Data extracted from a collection
☆ ☆ ☆ ☆

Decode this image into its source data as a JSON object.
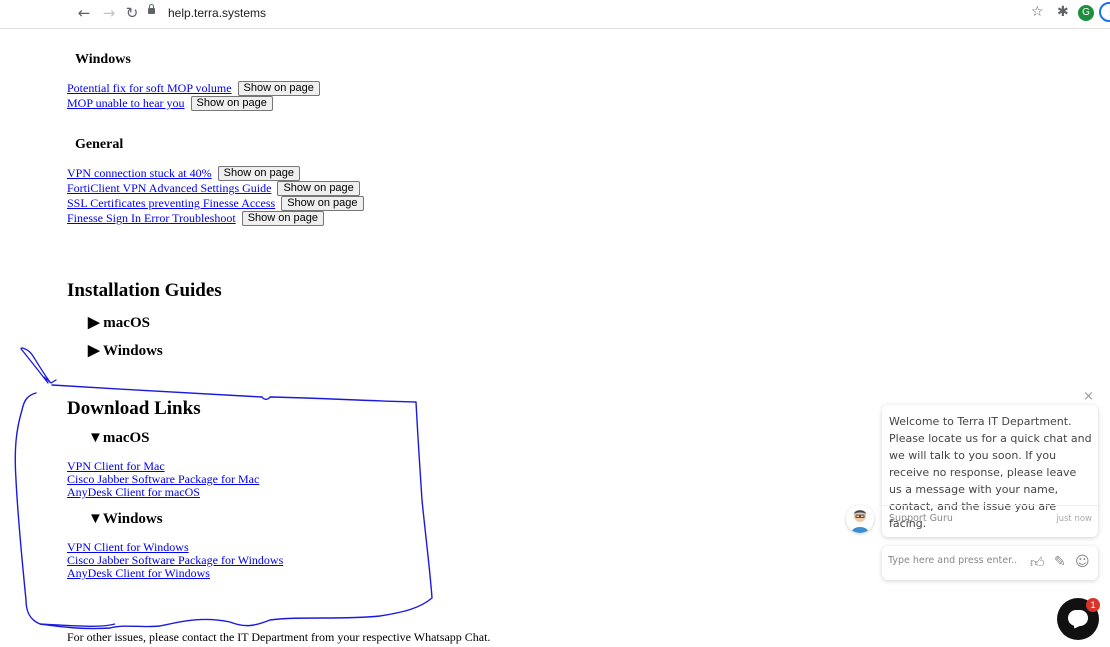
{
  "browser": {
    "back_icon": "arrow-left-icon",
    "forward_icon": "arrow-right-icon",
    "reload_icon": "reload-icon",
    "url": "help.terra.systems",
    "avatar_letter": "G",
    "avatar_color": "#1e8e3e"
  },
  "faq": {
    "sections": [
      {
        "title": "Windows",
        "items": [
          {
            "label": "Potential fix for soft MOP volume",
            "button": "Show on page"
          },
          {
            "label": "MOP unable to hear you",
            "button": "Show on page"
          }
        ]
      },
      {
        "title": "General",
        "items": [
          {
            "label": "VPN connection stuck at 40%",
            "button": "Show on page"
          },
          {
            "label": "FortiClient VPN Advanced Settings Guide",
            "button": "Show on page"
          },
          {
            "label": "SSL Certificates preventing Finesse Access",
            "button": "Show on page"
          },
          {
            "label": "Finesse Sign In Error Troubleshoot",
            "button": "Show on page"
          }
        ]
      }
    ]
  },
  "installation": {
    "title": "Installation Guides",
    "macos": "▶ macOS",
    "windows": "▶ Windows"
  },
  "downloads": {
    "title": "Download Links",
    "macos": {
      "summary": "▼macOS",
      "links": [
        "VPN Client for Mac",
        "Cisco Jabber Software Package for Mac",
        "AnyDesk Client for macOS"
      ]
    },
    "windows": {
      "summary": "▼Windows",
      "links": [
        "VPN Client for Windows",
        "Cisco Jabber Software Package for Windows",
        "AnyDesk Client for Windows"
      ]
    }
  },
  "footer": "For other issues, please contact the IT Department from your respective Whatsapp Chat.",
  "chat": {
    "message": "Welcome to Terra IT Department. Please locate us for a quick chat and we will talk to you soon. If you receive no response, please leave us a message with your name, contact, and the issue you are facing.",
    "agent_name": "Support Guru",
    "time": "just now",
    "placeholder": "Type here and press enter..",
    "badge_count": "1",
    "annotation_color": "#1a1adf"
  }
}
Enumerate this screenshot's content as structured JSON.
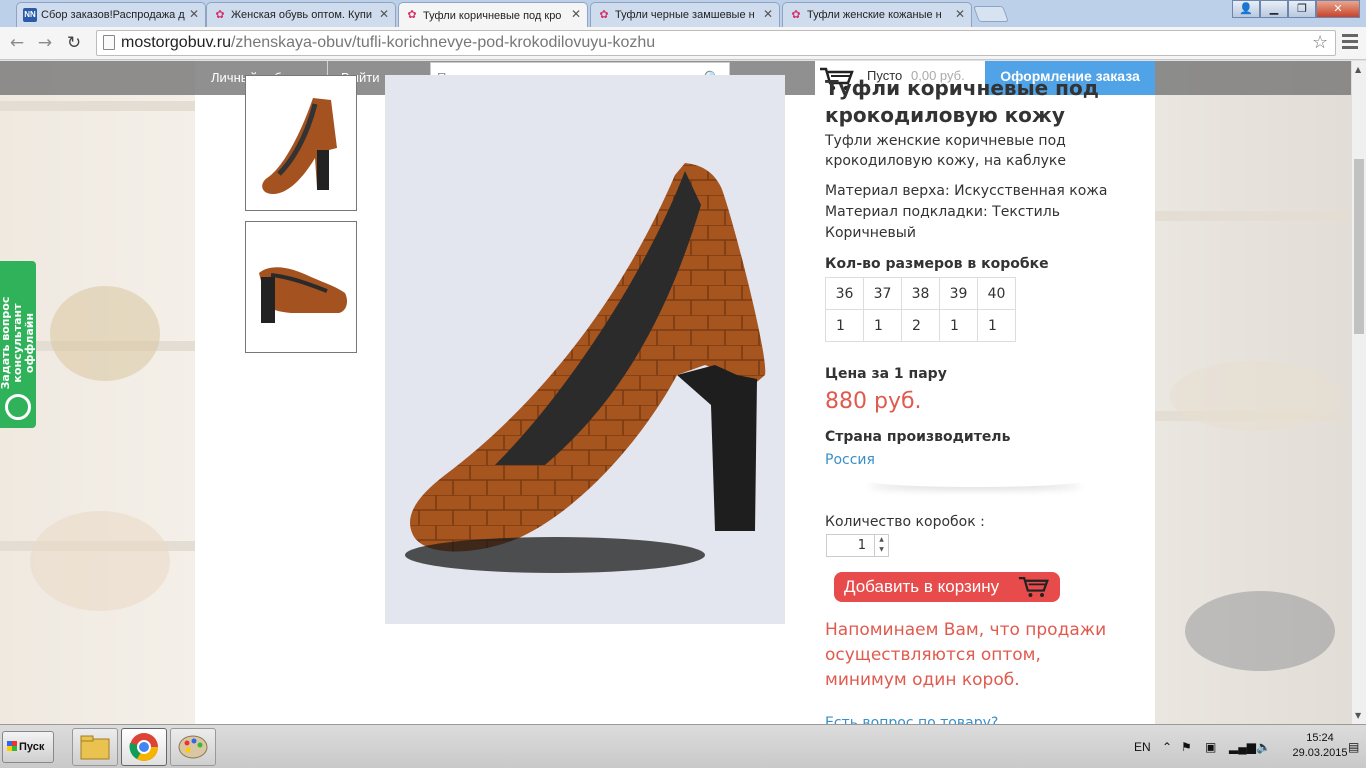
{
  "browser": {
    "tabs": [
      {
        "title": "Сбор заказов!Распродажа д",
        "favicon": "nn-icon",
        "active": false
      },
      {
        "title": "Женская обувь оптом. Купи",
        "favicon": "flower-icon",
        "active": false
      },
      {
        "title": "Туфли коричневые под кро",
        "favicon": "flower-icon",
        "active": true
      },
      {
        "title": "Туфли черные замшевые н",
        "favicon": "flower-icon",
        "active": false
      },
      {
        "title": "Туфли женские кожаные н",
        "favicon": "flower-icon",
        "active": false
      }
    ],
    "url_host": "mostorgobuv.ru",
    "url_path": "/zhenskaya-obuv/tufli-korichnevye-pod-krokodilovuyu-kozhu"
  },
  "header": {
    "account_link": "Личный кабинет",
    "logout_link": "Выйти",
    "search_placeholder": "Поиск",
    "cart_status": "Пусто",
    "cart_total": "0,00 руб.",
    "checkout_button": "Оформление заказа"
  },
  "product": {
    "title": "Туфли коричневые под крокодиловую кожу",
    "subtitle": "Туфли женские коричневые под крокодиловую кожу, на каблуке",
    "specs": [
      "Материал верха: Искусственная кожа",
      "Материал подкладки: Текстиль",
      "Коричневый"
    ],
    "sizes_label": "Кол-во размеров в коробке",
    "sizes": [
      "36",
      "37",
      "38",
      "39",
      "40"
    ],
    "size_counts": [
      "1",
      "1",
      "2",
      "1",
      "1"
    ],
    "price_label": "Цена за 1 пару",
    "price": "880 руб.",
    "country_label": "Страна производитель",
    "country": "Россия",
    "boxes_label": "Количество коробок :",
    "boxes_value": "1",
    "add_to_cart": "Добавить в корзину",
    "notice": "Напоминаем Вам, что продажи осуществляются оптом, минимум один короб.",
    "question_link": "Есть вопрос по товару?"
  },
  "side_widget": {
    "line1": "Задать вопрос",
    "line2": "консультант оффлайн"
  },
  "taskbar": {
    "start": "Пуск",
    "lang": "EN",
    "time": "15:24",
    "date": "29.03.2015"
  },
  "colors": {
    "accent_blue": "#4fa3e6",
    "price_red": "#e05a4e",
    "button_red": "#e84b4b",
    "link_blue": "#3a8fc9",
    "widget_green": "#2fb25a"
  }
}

☆ ☆ ☆ ☆

# Aim:
Go back to the records above and write them out exactly, without the pictures.

# Result below:
Decode this image into its source data as a JSON object.
{
  "browser": {
    "back_icon": "arrow-left-icon",
    "forward_icon": "arrow-right-icon",
    "reload_icon": "reload-icon",
    "url": "help.terra.systems",
    "avatar_letter": "G",
    "avatar_color": "#1e8e3e"
  },
  "faq": {
    "sections": [
      {
        "title": "Windows",
        "items": [
          {
            "label": "Potential fix for soft MOP volume",
            "button": "Show on page"
          },
          {
            "label": "MOP unable to hear you",
            "button": "Show on page"
          }
        ]
      },
      {
        "title": "General",
        "items": [
          {
            "label": "VPN connection stuck at 40%",
            "button": "Show on page"
          },
          {
            "label": "FortiClient VPN Advanced Settings Guide",
            "button": "Show on page"
          },
          {
            "label": "SSL Certificates preventing Finesse Access",
            "button": "Show on page"
          },
          {
            "label": "Finesse Sign In Error Troubleshoot",
            "button": "Show on page"
          }
        ]
      }
    ]
  },
  "installation": {
    "title": "Installation Guides",
    "macos": "▶ macOS",
    "windows": "▶ Windows"
  },
  "downloads": {
    "title": "Download Links",
    "macos": {
      "summary": "▼macOS",
      "links": [
        "VPN Client for Mac",
        "Cisco Jabber Software Package for Mac",
        "AnyDesk Client for macOS"
      ]
    },
    "windows": {
      "summary": "▼Windows",
      "links": [
        "VPN Client for Windows",
        "Cisco Jabber Software Package for Windows",
        "AnyDesk Client for Windows"
      ]
    }
  },
  "footer": "For other issues, please contact the IT Department from your respective Whatsapp Chat.",
  "chat": {
    "message": "Welcome to Terra IT Department. Please locate us for a quick chat and we will talk to you soon. If you receive no response, please leave us a message with your name, contact, and the issue you are facing.",
    "agent_name": "Support Guru",
    "time": "just now",
    "placeholder": "Type here and press enter..",
    "badge_count": "1",
    "annotation_color": "#1a1adf"
  }
}
Enumerate this screenshot's content as structured JSON.
{
  "browser": {
    "tabs": [
      {
        "title": "Сбор заказов!Распродажа д",
        "favicon": "nn-icon",
        "active": false
      },
      {
        "title": "Женская обувь оптом. Купи",
        "favicon": "flower-icon",
        "active": false
      },
      {
        "title": "Туфли коричневые под кро",
        "favicon": "flower-icon",
        "active": true
      },
      {
        "title": "Туфли черные замшевые н",
        "favicon": "flower-icon",
        "active": false
      },
      {
        "title": "Туфли женские кожаные н",
        "favicon": "flower-icon",
        "active": false
      }
    ],
    "url_host": "mostorgobuv.ru",
    "url_path": "/zhenskaya-obuv/tufli-korichnevye-pod-krokodilovuyu-kozhu"
  },
  "header": {
    "account_link": "Личный кабинет",
    "logout_link": "Выйти",
    "search_placeholder": "Поиск",
    "cart_status": "Пусто",
    "cart_total": "0,00 руб.",
    "checkout_button": "Оформление заказа"
  },
  "product": {
    "title": "Туфли коричневые под крокодиловую кожу",
    "subtitle": "Туфли женские коричневые под крокодиловую кожу, на каблуке",
    "specs": [
      "Материал верха: Искусственная кожа",
      "Материал подкладки: Текстиль",
      "Коричневый"
    ],
    "sizes_label": "Кол-во размеров в коробке",
    "sizes": [
      "36",
      "37",
      "38",
      "39",
      "40"
    ],
    "size_counts": [
      "1",
      "1",
      "2",
      "1",
      "1"
    ],
    "price_label": "Цена за 1 пару",
    "price": "880 руб.",
    "country_label": "Страна производитель",
    "country": "Россия",
    "boxes_label": "Количество коробок :",
    "boxes_value": "1",
    "add_to_cart": "Добавить в корзину",
    "notice": "Напоминаем Вам, что продажи осуществляются оптом, минимум один короб.",
    "question_link": "Есть вопрос по товару?"
  },
  "side_widget": {
    "line1": "Задать вопрос",
    "line2": "консультант оффлайн"
  },
  "taskbar": {
    "start": "Пуск",
    "lang": "EN",
    "time": "15:24",
    "date": "29.03.2015"
  },
  "colors": {
    "accent_blue": "#4fa3e6",
    "price_red": "#e05a4e",
    "button_red": "#e84b4b",
    "link_blue": "#3a8fc9",
    "widget_green": "#2fb25a"
  }
}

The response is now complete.